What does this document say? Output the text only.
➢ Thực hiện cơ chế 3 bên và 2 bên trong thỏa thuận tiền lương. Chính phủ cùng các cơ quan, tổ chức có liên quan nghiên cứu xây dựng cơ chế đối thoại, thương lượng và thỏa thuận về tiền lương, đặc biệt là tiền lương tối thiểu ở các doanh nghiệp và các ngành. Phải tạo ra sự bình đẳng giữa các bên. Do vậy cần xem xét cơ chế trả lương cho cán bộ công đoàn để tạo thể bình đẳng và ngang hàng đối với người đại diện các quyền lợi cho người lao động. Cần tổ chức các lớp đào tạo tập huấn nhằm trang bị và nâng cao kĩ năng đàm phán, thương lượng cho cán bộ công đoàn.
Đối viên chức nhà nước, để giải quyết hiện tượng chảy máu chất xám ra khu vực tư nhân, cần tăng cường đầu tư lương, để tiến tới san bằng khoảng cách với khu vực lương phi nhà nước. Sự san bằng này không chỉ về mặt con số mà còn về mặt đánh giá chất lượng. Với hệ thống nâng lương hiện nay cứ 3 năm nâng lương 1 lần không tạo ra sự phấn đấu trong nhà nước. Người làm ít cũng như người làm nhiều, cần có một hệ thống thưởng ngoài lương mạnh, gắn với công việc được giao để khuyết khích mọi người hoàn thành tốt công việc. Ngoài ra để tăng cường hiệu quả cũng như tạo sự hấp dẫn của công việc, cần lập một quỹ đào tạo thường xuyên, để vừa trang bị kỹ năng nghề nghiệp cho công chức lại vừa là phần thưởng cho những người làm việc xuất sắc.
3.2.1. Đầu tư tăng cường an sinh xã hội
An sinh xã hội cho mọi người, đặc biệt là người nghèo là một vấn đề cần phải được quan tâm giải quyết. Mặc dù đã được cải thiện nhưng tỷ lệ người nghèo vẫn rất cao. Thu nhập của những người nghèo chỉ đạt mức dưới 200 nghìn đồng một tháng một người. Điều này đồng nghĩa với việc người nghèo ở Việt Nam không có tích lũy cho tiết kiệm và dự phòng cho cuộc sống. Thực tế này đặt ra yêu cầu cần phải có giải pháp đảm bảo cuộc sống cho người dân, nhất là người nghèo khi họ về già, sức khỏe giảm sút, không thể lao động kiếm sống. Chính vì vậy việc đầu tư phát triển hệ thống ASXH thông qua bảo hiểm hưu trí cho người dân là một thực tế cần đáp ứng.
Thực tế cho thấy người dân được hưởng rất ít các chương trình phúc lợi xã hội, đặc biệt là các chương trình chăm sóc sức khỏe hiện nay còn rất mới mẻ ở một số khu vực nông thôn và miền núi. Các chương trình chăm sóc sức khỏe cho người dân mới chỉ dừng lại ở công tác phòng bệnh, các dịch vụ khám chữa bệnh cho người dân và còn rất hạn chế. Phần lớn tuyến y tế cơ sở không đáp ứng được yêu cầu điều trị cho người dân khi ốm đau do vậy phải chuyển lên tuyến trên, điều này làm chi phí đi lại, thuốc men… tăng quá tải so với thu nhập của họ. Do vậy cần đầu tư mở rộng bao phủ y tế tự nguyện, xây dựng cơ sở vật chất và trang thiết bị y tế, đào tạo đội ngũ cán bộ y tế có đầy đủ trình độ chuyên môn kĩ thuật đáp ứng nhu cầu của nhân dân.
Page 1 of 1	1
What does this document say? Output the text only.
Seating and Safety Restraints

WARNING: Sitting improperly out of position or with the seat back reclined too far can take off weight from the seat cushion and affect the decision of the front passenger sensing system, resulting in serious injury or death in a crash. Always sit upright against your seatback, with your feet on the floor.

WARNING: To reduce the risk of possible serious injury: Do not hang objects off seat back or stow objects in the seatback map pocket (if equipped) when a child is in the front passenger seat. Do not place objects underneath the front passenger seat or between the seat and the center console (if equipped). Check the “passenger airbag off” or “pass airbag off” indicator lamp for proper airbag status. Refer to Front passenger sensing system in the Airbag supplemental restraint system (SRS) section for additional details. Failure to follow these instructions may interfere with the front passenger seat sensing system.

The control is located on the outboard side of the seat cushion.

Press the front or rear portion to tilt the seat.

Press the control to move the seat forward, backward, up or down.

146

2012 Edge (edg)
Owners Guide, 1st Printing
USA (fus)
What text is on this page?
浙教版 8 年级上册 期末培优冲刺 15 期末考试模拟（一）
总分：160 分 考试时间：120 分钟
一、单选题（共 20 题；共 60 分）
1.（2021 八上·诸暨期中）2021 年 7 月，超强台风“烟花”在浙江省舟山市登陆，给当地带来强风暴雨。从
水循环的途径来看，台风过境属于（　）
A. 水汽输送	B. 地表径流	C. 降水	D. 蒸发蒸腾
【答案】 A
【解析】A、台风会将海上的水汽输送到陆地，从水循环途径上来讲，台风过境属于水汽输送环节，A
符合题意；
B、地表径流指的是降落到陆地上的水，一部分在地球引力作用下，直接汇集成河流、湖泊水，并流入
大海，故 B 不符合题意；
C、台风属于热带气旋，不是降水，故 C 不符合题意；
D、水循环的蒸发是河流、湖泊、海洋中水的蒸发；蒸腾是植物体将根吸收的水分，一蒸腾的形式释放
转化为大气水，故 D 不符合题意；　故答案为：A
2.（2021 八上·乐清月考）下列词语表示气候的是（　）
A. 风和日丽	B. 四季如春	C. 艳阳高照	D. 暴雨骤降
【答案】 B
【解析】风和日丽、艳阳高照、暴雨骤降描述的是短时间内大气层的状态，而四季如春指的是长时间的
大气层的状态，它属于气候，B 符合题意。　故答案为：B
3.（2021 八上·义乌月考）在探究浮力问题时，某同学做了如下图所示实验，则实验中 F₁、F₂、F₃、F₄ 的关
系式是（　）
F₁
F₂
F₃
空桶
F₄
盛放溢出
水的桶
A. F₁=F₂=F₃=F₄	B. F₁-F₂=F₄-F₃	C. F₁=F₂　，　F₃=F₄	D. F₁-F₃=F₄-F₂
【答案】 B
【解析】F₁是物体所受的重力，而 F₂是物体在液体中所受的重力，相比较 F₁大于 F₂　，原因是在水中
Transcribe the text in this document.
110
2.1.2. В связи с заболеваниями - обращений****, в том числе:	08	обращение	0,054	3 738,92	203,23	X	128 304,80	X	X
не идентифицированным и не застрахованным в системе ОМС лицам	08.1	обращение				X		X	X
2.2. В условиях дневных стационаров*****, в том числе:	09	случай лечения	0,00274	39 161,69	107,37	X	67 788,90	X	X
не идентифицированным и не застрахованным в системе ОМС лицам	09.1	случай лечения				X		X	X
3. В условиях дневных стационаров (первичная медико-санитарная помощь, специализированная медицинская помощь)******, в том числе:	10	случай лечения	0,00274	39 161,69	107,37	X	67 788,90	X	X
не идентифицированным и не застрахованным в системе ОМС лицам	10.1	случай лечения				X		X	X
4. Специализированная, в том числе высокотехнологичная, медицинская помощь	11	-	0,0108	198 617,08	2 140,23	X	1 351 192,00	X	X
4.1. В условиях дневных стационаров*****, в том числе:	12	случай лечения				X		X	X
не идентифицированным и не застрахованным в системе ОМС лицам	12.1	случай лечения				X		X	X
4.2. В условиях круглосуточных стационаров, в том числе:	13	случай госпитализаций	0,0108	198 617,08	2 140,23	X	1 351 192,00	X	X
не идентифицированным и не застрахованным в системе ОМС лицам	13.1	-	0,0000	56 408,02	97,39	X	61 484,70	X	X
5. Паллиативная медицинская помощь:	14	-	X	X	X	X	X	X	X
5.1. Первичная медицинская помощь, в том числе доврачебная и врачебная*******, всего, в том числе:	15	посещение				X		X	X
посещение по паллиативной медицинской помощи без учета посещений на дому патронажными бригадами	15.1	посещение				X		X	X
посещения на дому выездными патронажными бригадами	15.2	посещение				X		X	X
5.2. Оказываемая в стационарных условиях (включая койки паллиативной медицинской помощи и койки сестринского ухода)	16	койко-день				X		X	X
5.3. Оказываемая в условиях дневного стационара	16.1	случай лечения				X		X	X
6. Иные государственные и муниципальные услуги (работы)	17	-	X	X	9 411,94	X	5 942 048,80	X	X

**********

Each line with the string "медицинской" in it needs to be found and copied.

посещение по паллиативной медицинской помощи без учета посещений на дому патронажными бригадами	15.1	посещение				X		X	X
5.2. Оказываемая в стационарных условиях (включая койки паллиативной медицинской помощи и койки сестринского ухода)	16	койко-день				X		X	X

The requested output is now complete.